----- Provided data -----

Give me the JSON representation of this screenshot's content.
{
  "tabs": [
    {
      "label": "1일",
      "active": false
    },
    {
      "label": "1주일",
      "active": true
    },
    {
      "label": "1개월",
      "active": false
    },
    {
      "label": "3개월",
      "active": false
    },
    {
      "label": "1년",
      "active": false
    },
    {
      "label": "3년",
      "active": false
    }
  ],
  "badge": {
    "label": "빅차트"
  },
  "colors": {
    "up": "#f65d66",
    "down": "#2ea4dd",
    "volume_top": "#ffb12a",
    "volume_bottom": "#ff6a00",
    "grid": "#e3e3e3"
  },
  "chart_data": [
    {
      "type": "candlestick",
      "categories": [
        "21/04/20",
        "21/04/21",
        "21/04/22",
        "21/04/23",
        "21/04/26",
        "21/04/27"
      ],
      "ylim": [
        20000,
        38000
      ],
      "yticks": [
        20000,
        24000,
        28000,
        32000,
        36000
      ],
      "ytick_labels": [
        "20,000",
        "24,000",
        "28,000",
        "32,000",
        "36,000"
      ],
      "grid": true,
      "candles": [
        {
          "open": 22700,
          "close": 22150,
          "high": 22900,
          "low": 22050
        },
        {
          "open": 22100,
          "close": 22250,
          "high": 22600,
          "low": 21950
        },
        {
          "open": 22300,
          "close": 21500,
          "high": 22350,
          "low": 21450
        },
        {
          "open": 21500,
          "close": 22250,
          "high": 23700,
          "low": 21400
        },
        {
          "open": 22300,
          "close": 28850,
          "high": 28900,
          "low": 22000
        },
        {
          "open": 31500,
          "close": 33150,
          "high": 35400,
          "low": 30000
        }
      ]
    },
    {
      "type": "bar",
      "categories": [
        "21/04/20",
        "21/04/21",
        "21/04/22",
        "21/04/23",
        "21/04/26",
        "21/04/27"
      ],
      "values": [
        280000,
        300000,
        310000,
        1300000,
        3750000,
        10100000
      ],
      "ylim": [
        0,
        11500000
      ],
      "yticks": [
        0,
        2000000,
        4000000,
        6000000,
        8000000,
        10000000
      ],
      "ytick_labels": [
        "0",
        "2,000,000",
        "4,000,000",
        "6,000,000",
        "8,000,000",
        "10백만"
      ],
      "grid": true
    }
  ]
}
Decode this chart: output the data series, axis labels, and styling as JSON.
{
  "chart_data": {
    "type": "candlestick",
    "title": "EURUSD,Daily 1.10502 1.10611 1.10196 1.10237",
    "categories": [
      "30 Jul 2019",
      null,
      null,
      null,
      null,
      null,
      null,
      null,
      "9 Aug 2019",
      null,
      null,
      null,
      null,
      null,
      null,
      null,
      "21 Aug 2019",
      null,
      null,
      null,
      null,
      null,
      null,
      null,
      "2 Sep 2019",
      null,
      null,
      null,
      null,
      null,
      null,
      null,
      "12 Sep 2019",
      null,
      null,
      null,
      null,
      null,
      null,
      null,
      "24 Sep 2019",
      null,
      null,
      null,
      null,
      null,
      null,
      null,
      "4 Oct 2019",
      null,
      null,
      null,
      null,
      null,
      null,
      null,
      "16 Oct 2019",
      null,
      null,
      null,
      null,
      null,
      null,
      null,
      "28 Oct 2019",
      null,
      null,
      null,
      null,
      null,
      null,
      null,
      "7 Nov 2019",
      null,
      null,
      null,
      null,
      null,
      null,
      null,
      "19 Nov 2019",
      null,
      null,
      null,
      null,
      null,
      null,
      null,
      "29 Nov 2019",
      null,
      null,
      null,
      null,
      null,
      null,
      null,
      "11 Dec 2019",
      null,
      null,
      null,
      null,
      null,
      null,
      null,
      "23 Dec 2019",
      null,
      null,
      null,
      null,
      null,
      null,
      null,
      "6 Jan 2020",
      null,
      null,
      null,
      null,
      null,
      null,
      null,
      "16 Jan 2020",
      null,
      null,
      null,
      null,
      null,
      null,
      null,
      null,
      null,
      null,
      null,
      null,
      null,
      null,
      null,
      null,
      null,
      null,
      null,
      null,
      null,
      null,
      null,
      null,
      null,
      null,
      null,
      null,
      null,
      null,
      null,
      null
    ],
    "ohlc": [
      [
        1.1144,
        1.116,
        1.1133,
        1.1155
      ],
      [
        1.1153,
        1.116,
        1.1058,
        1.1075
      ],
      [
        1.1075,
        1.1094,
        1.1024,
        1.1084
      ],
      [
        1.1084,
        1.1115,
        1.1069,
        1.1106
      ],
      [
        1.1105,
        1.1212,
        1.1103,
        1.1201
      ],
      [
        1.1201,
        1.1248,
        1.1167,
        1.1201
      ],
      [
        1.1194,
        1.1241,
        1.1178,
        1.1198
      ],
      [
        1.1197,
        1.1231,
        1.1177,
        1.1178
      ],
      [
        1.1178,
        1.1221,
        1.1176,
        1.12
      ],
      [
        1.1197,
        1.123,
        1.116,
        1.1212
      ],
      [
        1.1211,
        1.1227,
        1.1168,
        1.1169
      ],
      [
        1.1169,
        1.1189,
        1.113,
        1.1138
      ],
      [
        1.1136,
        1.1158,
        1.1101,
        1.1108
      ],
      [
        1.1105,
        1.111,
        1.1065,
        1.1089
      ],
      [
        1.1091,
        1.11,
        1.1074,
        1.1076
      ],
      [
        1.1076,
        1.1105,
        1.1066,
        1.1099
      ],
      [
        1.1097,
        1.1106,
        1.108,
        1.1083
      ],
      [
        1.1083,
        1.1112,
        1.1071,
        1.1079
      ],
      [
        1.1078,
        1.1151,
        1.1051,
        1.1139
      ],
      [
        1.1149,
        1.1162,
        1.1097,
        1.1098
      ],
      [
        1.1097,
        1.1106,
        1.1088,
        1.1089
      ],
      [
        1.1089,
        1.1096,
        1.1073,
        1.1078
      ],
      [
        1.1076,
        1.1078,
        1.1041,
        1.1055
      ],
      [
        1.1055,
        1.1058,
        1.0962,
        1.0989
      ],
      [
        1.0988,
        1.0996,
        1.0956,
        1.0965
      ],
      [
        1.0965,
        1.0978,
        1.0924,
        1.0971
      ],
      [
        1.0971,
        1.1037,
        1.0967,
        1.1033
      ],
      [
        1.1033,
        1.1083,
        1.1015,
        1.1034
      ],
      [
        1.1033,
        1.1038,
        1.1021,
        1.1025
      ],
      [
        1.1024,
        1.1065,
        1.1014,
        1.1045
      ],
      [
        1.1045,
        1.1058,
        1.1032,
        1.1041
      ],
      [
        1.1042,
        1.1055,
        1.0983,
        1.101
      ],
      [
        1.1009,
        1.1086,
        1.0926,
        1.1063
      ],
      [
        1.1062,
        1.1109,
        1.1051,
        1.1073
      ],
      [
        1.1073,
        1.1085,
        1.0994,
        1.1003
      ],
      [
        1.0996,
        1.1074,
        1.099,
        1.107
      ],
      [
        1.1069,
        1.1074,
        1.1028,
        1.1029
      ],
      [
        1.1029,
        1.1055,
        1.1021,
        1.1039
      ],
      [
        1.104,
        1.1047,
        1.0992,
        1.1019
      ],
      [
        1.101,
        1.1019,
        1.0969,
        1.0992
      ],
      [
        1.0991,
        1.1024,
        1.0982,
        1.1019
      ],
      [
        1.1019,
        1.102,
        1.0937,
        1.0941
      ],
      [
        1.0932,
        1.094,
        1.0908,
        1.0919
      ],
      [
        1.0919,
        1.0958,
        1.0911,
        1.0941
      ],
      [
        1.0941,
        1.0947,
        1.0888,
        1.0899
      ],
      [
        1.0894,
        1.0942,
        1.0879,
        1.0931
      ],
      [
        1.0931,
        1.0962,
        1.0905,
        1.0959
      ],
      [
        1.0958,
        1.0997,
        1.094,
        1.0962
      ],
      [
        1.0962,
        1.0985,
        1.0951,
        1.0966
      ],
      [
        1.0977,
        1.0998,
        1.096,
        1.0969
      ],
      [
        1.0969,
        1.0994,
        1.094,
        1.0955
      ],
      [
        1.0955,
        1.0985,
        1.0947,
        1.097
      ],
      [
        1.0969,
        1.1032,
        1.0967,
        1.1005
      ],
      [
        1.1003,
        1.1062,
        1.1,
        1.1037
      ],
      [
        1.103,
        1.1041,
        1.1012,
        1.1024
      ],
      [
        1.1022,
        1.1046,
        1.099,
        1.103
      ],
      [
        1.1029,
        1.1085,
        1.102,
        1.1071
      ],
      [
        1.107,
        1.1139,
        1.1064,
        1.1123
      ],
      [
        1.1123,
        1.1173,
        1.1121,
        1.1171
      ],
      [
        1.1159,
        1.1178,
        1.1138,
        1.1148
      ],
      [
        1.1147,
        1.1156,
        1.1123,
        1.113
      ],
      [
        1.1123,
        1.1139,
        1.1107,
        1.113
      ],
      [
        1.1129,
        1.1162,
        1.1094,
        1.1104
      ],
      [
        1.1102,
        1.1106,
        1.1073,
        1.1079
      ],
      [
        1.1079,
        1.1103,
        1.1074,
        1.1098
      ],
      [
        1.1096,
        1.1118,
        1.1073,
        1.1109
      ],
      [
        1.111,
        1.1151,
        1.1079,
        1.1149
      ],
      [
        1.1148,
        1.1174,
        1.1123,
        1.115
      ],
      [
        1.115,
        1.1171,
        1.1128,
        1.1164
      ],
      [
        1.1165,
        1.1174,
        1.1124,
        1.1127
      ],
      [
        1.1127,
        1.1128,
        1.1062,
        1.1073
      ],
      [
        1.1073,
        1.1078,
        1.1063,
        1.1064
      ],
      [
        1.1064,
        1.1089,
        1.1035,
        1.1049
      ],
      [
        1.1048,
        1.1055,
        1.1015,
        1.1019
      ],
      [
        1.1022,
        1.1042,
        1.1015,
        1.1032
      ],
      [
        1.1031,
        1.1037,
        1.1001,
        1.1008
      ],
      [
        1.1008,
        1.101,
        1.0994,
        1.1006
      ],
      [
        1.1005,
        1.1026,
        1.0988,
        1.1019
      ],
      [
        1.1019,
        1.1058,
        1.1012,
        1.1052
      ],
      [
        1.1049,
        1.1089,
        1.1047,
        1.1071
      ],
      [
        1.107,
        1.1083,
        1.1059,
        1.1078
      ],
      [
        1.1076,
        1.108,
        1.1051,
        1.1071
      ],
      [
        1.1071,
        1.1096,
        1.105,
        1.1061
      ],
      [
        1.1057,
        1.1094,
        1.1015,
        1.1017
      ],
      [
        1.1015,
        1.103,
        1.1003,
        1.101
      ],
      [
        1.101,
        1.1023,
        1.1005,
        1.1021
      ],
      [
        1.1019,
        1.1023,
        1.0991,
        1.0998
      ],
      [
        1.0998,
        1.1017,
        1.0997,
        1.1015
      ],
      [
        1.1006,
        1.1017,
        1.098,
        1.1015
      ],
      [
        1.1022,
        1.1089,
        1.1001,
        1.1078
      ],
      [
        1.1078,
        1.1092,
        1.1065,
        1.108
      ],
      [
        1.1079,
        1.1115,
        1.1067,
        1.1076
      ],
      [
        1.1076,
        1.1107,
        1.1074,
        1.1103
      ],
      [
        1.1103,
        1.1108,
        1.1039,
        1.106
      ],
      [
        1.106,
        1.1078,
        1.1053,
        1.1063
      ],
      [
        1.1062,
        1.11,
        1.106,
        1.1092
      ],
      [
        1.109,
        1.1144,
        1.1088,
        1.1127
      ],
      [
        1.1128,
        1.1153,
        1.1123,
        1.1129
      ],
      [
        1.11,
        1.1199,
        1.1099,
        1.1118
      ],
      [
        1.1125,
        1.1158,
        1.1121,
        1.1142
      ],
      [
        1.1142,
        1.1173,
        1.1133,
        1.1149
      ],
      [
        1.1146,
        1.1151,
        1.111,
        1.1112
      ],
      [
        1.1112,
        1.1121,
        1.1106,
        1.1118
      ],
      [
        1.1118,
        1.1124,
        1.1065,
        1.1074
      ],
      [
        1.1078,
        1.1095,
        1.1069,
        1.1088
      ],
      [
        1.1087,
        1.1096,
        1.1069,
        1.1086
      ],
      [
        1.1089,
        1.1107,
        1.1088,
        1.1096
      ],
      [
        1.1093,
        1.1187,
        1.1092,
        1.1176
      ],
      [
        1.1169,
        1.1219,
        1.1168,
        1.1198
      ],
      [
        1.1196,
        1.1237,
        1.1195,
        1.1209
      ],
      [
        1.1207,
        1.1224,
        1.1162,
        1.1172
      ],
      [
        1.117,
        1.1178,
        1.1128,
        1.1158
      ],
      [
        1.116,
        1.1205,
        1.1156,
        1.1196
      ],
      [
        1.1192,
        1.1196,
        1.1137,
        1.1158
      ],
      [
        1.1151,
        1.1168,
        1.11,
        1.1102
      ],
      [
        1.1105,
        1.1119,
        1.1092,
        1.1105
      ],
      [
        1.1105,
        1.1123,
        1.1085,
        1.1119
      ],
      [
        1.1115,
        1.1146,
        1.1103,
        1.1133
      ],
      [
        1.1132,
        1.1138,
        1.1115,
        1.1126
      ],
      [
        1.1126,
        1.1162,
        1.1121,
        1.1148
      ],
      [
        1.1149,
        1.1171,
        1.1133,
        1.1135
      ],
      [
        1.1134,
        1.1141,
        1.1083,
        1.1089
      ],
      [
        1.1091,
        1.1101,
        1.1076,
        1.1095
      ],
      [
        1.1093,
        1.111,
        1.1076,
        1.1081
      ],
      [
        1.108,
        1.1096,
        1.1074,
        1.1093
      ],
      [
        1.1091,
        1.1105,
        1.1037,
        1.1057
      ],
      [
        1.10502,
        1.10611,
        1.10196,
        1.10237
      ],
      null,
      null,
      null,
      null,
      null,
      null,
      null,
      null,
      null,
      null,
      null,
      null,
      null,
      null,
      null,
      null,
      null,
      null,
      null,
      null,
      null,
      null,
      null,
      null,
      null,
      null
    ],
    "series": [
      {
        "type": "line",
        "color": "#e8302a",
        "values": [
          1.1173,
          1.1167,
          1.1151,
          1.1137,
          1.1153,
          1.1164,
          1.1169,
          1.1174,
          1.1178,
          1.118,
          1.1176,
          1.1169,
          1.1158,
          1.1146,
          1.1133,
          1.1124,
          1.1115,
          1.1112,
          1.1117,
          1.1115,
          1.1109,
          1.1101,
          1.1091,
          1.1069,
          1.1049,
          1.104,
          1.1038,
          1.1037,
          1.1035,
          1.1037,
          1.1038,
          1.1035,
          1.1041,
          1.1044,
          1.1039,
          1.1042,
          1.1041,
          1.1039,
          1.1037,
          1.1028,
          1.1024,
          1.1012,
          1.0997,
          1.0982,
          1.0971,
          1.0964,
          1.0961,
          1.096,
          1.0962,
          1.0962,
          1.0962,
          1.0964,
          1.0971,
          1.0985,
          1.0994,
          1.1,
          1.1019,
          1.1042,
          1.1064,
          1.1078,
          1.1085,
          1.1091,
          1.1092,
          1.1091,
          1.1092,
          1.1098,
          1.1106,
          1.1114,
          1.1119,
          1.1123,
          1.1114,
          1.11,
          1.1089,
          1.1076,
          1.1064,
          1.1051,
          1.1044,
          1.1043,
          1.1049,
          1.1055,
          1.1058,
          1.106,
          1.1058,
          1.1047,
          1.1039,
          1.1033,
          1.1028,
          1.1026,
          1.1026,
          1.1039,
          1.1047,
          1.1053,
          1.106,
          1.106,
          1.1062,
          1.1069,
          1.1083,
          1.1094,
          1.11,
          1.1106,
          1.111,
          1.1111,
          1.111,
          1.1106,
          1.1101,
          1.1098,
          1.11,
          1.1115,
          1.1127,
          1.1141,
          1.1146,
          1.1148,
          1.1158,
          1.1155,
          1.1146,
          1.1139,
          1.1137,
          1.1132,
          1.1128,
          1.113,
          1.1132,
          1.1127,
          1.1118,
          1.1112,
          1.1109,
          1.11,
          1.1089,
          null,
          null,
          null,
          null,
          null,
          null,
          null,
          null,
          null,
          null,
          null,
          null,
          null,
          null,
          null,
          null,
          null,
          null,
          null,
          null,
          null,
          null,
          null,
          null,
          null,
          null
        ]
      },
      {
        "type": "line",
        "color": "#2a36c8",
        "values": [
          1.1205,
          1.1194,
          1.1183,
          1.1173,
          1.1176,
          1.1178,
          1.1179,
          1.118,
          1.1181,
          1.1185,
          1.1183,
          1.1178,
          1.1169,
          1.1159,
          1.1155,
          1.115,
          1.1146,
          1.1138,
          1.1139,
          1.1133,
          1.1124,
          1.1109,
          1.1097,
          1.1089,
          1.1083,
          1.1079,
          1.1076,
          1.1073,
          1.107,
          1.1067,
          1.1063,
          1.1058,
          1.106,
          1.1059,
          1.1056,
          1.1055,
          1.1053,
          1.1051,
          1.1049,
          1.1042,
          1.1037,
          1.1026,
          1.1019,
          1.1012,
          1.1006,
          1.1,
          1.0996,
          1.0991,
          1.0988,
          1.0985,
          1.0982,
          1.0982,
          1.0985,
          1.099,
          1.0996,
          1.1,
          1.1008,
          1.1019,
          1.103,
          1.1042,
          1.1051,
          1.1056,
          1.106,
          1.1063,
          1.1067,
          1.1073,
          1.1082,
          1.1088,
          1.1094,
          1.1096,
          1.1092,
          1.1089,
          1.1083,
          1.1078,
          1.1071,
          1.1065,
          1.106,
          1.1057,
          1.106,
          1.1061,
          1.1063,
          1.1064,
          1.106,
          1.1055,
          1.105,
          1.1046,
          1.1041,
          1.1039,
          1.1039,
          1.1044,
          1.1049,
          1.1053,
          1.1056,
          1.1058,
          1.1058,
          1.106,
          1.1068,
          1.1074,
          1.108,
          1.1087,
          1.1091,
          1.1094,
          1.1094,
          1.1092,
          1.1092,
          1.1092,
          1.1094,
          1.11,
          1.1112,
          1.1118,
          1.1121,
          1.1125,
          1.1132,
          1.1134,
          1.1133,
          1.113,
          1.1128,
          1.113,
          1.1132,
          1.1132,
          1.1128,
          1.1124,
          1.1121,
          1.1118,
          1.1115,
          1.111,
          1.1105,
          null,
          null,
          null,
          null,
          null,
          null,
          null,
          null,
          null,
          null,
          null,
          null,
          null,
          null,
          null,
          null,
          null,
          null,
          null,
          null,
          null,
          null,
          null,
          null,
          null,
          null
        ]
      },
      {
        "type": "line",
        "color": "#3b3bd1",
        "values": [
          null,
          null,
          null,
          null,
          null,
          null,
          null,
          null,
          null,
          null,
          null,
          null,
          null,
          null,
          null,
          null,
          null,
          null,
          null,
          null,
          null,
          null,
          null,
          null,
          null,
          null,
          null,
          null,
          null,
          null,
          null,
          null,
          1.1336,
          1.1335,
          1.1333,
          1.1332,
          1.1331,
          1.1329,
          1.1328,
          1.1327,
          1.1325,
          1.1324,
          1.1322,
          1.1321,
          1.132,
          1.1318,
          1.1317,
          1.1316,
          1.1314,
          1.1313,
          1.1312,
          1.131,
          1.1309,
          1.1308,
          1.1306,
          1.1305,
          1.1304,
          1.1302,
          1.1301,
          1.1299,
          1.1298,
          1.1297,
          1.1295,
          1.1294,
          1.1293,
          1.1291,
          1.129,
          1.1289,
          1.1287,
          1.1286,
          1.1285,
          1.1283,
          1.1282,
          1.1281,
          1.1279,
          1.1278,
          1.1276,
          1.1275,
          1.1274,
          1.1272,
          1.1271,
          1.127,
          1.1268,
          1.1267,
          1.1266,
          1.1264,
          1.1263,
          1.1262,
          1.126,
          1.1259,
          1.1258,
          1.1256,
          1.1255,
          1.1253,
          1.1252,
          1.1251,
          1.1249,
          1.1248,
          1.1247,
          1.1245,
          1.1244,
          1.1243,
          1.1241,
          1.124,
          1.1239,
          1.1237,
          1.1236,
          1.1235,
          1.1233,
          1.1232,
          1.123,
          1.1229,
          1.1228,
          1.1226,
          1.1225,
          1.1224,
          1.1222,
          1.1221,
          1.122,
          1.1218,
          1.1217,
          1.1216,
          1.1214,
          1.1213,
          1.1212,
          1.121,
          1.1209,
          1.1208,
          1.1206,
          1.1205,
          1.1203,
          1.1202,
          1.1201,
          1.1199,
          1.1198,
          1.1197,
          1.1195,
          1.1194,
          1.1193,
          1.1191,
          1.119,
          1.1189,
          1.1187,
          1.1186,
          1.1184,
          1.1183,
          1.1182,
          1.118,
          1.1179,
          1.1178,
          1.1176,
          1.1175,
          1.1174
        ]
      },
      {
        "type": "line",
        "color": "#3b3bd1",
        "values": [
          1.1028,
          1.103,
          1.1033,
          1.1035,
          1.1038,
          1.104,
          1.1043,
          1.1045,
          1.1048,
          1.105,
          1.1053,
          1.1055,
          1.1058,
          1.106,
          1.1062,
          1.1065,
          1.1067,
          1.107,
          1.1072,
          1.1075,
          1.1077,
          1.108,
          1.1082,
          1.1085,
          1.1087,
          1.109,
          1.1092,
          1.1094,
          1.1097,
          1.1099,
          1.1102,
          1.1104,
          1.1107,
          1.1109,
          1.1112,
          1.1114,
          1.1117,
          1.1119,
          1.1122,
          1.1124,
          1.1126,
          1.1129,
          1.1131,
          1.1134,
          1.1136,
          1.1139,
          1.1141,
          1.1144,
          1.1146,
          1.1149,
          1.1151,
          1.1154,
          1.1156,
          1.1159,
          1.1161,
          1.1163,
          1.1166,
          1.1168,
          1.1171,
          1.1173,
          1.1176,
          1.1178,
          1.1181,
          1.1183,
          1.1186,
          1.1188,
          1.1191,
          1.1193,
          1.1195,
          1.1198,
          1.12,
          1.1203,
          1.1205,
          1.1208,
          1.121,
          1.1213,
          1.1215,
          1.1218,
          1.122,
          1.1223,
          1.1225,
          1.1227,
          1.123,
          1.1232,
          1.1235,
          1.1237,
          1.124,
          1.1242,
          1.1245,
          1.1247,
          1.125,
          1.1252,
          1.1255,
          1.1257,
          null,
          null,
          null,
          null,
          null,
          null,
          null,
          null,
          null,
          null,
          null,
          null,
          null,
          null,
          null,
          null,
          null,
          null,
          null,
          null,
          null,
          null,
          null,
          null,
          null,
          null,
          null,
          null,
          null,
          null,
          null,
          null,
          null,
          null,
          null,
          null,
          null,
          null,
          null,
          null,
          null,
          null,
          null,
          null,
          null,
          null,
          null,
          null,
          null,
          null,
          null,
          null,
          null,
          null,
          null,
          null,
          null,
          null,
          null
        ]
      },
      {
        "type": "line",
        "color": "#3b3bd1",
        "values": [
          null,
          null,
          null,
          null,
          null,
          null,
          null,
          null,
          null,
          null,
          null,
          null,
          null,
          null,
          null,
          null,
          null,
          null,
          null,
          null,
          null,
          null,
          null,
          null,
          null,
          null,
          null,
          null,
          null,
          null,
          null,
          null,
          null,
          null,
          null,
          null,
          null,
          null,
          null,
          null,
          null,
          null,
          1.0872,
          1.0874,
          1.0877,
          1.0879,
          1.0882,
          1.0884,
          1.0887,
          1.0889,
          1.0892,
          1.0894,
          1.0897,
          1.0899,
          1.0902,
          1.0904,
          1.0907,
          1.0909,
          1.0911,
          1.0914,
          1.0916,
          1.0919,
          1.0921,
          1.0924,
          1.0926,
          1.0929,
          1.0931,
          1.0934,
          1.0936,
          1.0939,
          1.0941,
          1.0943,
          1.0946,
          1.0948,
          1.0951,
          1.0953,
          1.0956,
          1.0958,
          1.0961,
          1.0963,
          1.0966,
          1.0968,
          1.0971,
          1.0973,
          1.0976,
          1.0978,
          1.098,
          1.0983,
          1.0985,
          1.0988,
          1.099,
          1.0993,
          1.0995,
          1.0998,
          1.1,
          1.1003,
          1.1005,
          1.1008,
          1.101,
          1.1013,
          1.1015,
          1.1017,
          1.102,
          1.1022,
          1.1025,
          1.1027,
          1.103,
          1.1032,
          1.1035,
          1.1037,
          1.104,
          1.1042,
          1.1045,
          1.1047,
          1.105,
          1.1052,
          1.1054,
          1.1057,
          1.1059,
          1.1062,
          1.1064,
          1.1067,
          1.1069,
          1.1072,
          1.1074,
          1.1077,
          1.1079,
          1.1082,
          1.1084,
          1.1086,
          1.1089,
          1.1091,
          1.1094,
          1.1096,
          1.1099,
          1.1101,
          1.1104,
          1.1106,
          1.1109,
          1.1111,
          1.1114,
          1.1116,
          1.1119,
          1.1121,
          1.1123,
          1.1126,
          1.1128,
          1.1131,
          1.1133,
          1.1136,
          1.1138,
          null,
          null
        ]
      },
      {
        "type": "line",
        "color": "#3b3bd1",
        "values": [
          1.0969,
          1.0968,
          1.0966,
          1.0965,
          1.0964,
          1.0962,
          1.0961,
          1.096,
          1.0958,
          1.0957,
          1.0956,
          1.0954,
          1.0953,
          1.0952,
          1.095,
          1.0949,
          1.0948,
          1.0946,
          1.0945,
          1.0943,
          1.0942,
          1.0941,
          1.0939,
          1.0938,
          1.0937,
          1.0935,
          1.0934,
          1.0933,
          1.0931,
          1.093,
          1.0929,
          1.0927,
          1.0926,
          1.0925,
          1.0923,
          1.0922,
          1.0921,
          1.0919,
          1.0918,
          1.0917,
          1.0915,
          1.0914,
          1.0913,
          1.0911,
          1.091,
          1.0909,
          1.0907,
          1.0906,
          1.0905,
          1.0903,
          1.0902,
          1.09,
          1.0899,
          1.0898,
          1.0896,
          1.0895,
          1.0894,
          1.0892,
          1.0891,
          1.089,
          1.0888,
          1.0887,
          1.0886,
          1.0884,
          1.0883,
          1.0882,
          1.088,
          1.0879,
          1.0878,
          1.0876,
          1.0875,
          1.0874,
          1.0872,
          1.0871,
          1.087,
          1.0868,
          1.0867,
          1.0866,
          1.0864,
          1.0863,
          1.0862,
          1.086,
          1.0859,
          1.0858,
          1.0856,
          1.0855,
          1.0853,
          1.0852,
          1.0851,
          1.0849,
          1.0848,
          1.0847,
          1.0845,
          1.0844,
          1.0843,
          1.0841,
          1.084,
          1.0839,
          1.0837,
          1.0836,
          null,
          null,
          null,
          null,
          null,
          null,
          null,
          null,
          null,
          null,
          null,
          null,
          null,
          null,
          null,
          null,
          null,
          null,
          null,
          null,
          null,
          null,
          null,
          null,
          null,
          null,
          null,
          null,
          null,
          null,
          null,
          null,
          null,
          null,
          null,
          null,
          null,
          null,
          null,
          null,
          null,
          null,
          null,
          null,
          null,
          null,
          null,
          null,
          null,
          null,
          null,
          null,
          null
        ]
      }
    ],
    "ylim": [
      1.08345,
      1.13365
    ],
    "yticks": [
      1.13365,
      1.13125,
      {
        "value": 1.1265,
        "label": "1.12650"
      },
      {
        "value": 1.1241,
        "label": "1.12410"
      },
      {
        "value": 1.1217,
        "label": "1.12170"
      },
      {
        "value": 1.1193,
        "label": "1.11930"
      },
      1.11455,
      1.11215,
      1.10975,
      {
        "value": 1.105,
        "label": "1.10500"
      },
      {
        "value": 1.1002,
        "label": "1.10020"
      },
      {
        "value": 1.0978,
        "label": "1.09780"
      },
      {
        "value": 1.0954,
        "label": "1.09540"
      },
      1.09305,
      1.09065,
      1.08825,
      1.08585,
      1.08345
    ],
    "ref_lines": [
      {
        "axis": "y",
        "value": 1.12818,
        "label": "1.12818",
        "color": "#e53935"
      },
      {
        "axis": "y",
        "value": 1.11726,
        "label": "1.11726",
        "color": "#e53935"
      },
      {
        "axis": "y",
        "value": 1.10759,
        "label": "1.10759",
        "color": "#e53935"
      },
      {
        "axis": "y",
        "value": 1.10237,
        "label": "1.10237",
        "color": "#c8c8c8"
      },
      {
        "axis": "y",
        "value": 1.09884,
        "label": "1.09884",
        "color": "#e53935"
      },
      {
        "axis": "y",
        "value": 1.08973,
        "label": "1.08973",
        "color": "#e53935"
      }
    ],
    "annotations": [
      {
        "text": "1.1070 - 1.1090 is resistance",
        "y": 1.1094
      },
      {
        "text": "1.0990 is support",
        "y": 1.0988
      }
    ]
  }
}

-----

» **Task instructions**
How many lines of the data hold the string "candlestick"? Reply with the number alone.

» **Solution for this problem**
2